Stored entries:
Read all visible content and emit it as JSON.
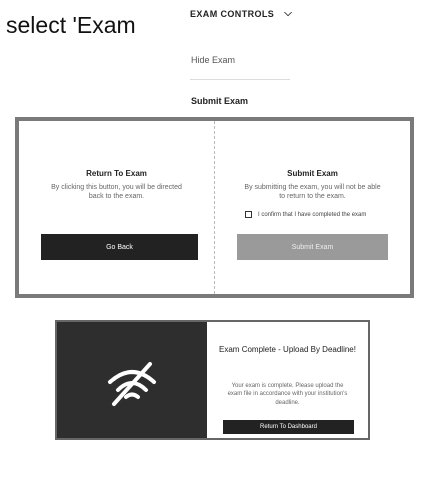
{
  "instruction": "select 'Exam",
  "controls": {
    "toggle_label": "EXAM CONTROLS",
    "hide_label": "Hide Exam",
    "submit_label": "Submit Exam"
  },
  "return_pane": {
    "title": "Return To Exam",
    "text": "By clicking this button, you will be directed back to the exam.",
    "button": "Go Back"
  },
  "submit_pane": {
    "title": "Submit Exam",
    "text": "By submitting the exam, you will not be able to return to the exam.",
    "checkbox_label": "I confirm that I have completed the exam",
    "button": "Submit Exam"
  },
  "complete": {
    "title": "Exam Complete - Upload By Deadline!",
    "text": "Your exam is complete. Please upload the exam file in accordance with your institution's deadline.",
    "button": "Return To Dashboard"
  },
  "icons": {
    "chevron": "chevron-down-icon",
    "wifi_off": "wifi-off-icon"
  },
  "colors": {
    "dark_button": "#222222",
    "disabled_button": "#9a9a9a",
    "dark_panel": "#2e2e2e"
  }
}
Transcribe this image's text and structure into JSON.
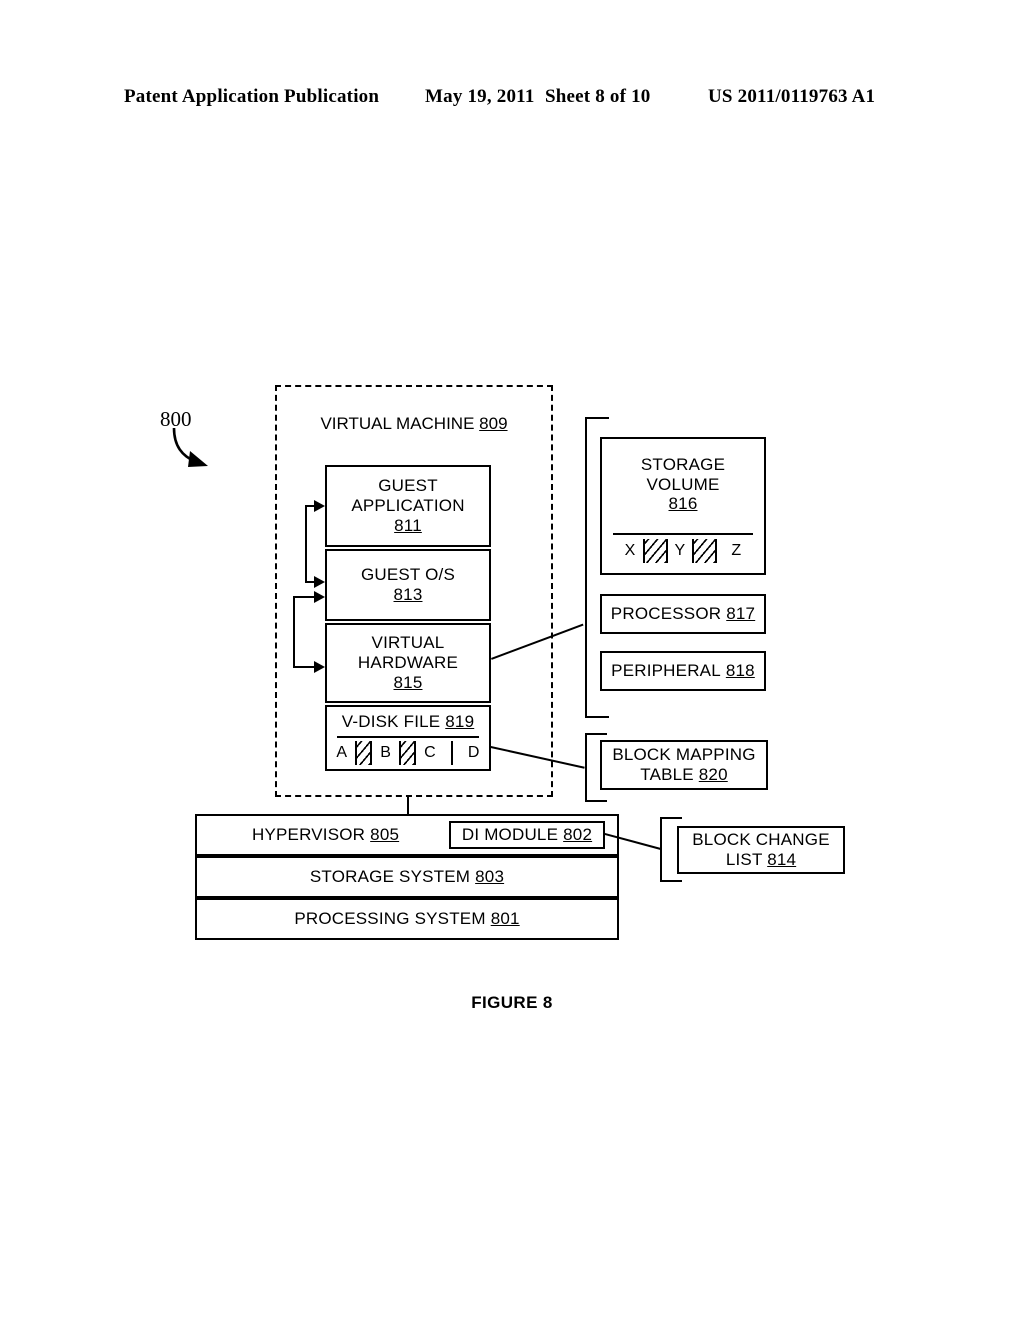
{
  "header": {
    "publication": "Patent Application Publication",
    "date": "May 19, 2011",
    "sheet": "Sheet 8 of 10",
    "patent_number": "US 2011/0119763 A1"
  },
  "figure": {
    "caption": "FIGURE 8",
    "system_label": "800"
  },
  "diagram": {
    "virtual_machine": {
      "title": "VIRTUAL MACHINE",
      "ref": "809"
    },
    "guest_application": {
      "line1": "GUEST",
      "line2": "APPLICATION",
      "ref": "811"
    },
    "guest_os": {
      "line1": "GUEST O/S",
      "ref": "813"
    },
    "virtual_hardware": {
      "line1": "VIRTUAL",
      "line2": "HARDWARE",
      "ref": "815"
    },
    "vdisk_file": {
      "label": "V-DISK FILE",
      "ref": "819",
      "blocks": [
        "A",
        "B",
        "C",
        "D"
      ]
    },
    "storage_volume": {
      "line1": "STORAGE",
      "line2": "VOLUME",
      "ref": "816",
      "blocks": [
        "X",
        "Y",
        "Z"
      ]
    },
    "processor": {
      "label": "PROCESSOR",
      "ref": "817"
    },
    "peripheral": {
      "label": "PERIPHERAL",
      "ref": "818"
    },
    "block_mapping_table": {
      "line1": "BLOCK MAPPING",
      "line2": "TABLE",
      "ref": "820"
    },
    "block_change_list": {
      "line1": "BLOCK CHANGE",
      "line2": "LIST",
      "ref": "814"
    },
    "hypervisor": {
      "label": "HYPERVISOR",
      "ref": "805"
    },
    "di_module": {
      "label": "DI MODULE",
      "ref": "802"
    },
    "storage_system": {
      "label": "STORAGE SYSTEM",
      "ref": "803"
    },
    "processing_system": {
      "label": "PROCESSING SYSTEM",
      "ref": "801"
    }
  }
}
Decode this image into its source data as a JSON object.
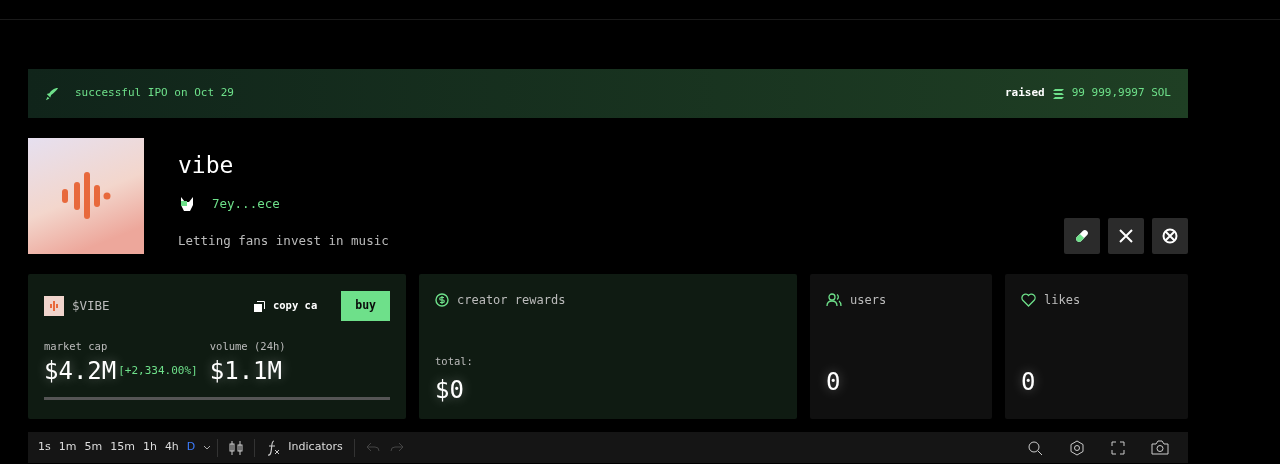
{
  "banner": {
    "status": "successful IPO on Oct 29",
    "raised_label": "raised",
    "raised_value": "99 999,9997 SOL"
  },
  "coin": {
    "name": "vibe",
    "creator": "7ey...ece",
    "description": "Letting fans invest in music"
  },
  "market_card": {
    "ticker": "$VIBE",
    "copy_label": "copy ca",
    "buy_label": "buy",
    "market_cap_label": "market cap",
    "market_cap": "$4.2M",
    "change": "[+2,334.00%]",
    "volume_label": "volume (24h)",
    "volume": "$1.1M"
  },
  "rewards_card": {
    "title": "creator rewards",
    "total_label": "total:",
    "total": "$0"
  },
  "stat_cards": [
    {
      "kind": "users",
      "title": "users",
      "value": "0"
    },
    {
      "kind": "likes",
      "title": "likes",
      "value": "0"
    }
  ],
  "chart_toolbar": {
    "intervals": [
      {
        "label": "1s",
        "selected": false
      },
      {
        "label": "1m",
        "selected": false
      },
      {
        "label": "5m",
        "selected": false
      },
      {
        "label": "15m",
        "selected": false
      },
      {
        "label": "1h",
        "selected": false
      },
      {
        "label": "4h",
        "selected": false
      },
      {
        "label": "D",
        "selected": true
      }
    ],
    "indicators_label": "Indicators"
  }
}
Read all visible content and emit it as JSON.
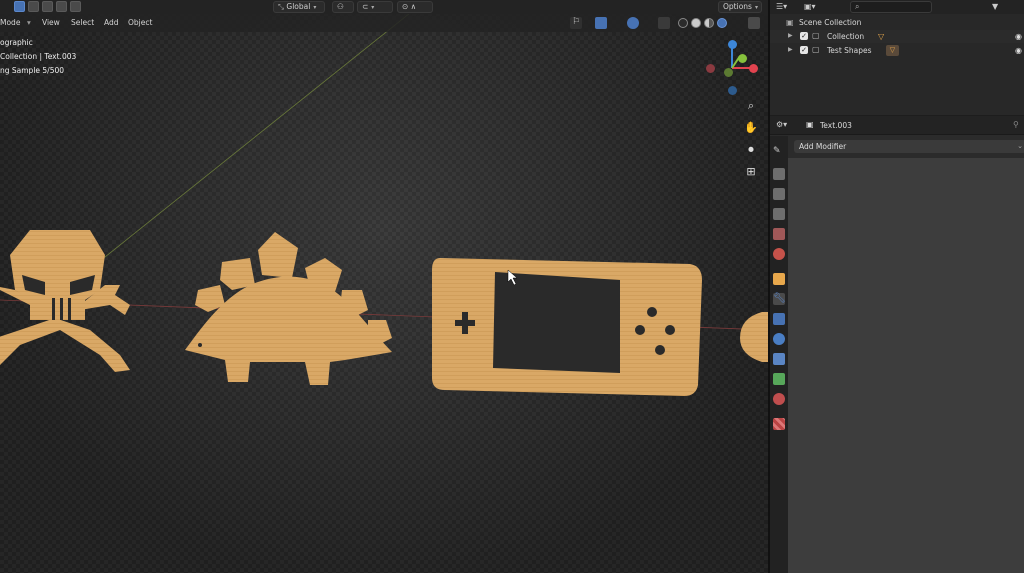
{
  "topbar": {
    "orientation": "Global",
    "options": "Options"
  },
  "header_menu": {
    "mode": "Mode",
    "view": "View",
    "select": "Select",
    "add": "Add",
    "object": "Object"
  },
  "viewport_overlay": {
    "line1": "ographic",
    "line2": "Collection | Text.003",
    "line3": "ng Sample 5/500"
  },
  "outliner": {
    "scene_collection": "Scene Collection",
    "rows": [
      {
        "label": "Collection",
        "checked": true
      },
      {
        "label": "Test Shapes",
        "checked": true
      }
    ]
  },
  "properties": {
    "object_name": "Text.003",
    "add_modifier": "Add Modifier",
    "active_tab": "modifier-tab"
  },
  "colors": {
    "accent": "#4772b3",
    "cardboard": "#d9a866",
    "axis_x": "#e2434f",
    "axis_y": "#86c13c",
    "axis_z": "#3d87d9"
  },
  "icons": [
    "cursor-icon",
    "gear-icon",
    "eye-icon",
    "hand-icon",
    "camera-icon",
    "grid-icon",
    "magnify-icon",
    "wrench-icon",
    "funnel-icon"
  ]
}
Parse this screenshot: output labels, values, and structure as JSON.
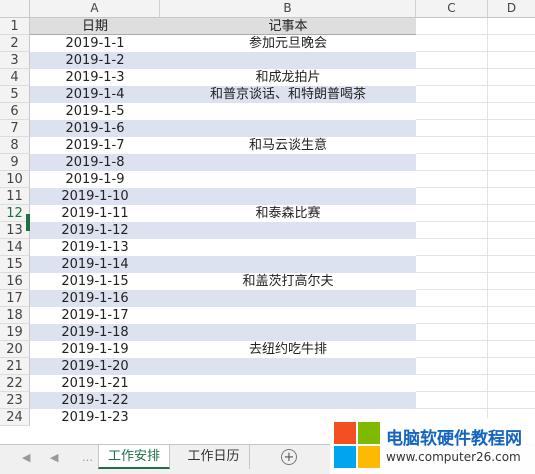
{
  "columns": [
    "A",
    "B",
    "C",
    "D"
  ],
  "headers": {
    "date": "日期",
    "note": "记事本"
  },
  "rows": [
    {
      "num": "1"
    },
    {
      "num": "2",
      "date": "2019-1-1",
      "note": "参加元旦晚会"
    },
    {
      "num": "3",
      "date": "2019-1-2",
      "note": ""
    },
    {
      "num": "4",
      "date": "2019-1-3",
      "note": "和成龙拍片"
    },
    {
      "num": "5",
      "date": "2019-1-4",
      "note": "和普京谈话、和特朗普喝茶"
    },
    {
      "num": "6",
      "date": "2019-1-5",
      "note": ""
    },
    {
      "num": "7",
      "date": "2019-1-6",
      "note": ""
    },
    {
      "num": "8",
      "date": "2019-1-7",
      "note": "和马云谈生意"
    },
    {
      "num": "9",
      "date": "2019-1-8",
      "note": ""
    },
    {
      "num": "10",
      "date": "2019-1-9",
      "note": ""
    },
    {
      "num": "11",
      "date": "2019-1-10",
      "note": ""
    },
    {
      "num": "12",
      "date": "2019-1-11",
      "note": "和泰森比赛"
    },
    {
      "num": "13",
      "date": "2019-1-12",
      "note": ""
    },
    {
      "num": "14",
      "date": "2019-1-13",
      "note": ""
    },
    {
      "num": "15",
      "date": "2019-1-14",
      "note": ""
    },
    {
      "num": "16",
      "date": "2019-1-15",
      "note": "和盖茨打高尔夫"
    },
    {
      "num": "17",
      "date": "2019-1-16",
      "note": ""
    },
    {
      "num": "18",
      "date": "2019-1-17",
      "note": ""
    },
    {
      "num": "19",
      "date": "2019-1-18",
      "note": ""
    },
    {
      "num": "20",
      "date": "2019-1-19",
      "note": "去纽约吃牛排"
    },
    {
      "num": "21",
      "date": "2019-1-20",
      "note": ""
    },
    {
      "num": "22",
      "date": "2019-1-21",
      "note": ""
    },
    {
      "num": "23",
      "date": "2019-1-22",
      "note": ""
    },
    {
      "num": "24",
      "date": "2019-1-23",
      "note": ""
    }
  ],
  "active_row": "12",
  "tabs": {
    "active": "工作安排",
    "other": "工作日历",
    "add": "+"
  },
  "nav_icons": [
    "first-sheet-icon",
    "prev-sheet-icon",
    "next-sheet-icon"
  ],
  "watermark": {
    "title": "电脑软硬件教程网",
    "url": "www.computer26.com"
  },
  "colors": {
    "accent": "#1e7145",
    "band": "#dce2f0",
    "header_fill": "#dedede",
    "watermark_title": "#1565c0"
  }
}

DESCRIPTION OF THE TASK:
Look through the entries above and list every line containing "Collection".

EXPECTED ANSWER:
    "line2": "Collection | Text.003",
    "scene_collection": "Scene Collection",
        "label": "Collection",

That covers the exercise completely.